(GIVEN RECORDS):

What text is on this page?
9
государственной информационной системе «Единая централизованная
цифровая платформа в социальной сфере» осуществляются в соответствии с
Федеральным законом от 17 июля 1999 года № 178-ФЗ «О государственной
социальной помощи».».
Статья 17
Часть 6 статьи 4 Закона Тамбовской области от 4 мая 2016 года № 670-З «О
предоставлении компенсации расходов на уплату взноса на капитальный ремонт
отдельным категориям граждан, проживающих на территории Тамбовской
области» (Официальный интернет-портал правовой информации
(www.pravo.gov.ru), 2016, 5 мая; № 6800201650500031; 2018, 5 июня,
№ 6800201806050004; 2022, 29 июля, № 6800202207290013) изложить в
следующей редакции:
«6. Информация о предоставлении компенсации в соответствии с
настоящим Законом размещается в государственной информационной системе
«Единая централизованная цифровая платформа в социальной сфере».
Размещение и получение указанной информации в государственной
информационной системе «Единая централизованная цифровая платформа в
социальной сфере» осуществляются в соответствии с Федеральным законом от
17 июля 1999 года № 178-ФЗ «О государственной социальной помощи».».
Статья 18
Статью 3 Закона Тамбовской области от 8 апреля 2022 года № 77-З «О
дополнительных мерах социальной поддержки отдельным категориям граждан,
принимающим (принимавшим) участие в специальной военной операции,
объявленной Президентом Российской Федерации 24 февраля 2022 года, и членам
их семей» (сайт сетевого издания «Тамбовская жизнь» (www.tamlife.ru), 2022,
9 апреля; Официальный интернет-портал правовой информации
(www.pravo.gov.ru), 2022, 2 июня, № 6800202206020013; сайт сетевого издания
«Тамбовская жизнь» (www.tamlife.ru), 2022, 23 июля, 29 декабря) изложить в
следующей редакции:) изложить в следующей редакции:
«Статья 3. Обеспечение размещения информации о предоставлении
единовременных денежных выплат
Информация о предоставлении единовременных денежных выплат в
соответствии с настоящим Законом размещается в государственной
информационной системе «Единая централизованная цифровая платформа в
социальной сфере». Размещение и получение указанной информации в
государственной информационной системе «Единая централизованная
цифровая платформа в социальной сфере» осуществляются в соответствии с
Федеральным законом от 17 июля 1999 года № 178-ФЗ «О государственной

(WRITTEN TASK):
Make an exact copy of the listing, including every line.

(FINAL RESULT):
What text is on this page?
9
государственной информационной системе «Единая централизованная
цифровая платформа в социальной сфере» осуществляются в соответствии с
Федеральным законом от 17 июля 1999 года № 178-ФЗ «О государственной
социальной помощи».».
Статья 17
Часть 6 статьи 4 Закона Тамбовской области от 4 мая 2016 года № 670-З «О
предоставлении компенсации расходов на уплату взноса на капитальный ремонт
отдельным категориям граждан, проживающих на территории Тамбовской
области» (Официальный интернет-портал правовой информации
(www.pravo.gov.ru), 2016, 5 мая; № 6800201650500031; 2018, 5 июня,
№ 6800201806050004; 2022, 29 июля, № 6800202207290013) изложить в
следующей редакции:
«6. Информация о предоставлении компенсации в соответствии с
настоящим Законом размещается в государственной информационной системе
«Единая централизованная цифровая платформа в социальной сфере».
Размещение и получение указанной информации в государственной
информационной системе «Единая централизованная цифровая платформа в
социальной сфере» осуществляются в соответствии с Федеральным законом от
17 июля 1999 года № 178-ФЗ «О государственной социальной помощи».».
Статья 18
Статью 3 Закона Тамбовской области от 8 апреля 2022 года № 77-З «О
дополнительных мерах социальной поддержки отдельным категориям граждан,
принимающим (принимавшим) участие в специальной военной операции,
объявленной Президентом Российской Федерации 24 февраля 2022 года, и членам
их семей» (сайт сетевого издания «Тамбовская жизнь» (www.tamlife.ru), 2022,
9 апреля; Официальный интернет-портал правовой информации
(www.pravo.gov.ru), 2022, 2 июня, № 6800202206020013; сайт сетевого издания
«Тамбовская жизнь» (www.tamlife.ru), 2022, 23 июля, 29 декабря) изложить в
следующей редакции:) изложить в следующей редакции:
«Статья 3. Обеспечение размещения информации о предоставлении
единовременных денежных выплат
Информация о предоставлении единовременных денежных выплат в
соответствии с настоящим Законом размещается в государственной
информационной системе «Единая централизованная цифровая платформа в
социальной сфере». Размещение и получение указанной информации в
государственной информационной системе «Единая централизованная
цифровая платформа в социальной сфере» осуществляются в соответствии с
Федеральным законом от 17 июля 1999 года № 178-ФЗ «О государственной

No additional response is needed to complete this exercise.